***** SOURCE RECORDS *****

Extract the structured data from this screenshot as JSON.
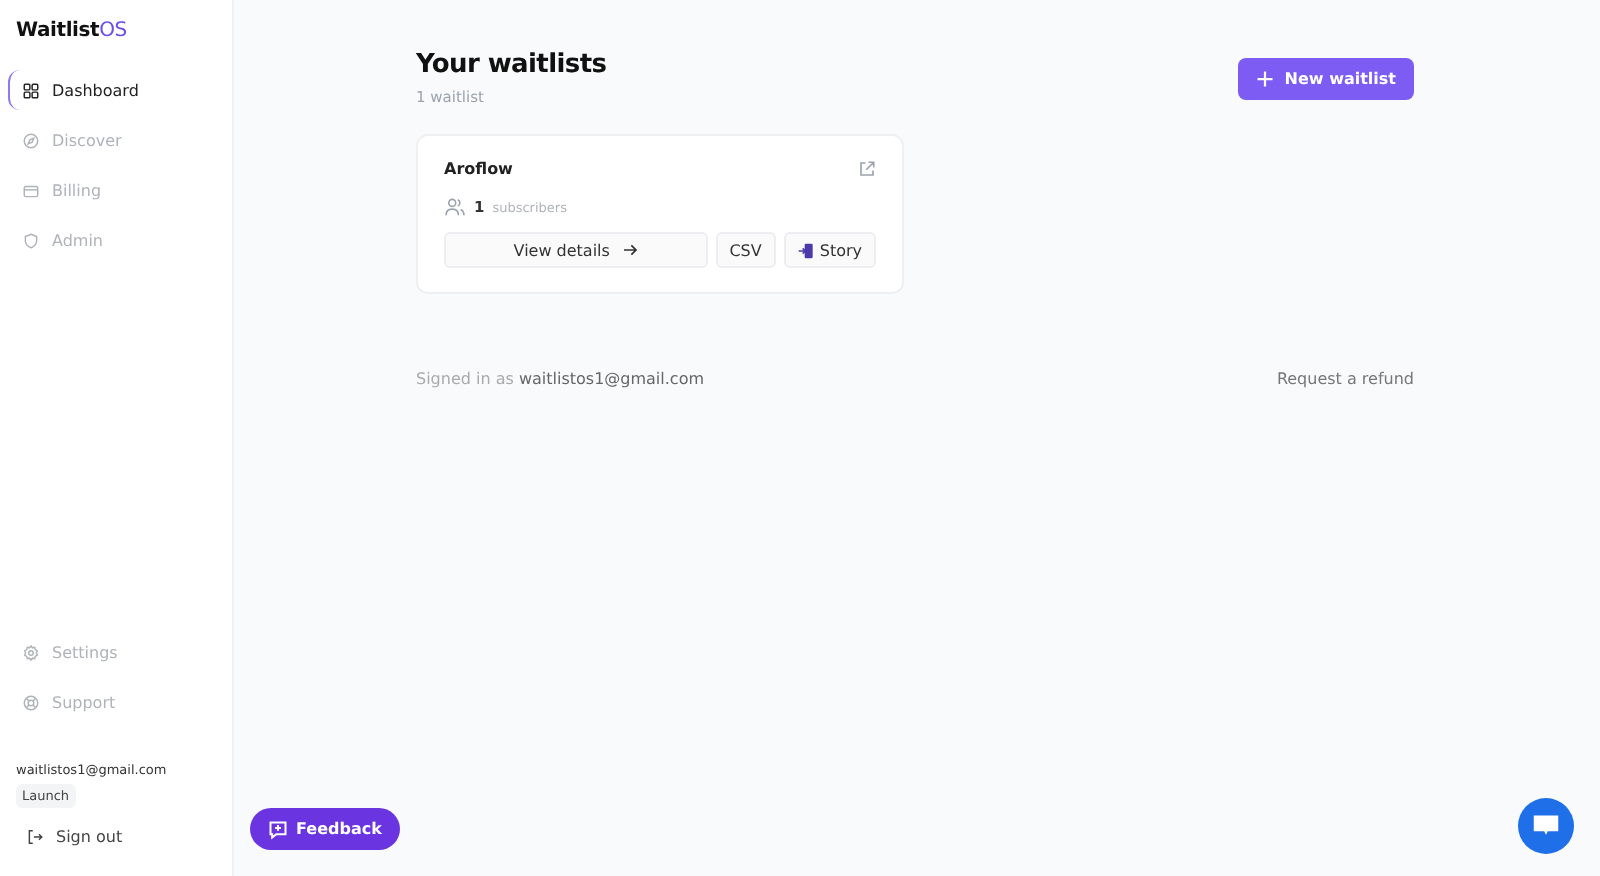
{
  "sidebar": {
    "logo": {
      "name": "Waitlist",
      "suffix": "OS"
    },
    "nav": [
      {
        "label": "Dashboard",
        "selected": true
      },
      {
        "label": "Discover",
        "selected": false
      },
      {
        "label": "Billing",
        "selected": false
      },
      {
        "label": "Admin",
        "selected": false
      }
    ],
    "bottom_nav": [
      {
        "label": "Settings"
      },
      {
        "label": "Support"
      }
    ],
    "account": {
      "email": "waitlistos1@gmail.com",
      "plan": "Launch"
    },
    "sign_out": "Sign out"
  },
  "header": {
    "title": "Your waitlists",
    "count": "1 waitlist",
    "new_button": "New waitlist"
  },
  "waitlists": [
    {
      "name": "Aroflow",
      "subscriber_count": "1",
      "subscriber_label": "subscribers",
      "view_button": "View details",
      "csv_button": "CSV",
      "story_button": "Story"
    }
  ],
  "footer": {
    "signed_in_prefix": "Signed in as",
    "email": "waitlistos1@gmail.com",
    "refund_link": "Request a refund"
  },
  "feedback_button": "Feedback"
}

*****

REQUIRED TASK
From the listing above, pick out every line containing "gmail".

SOLUTION TO THIS EXERCISE
      "email": "waitlistos1@gmail.com",
    "email": "waitlistos1@gmail.com",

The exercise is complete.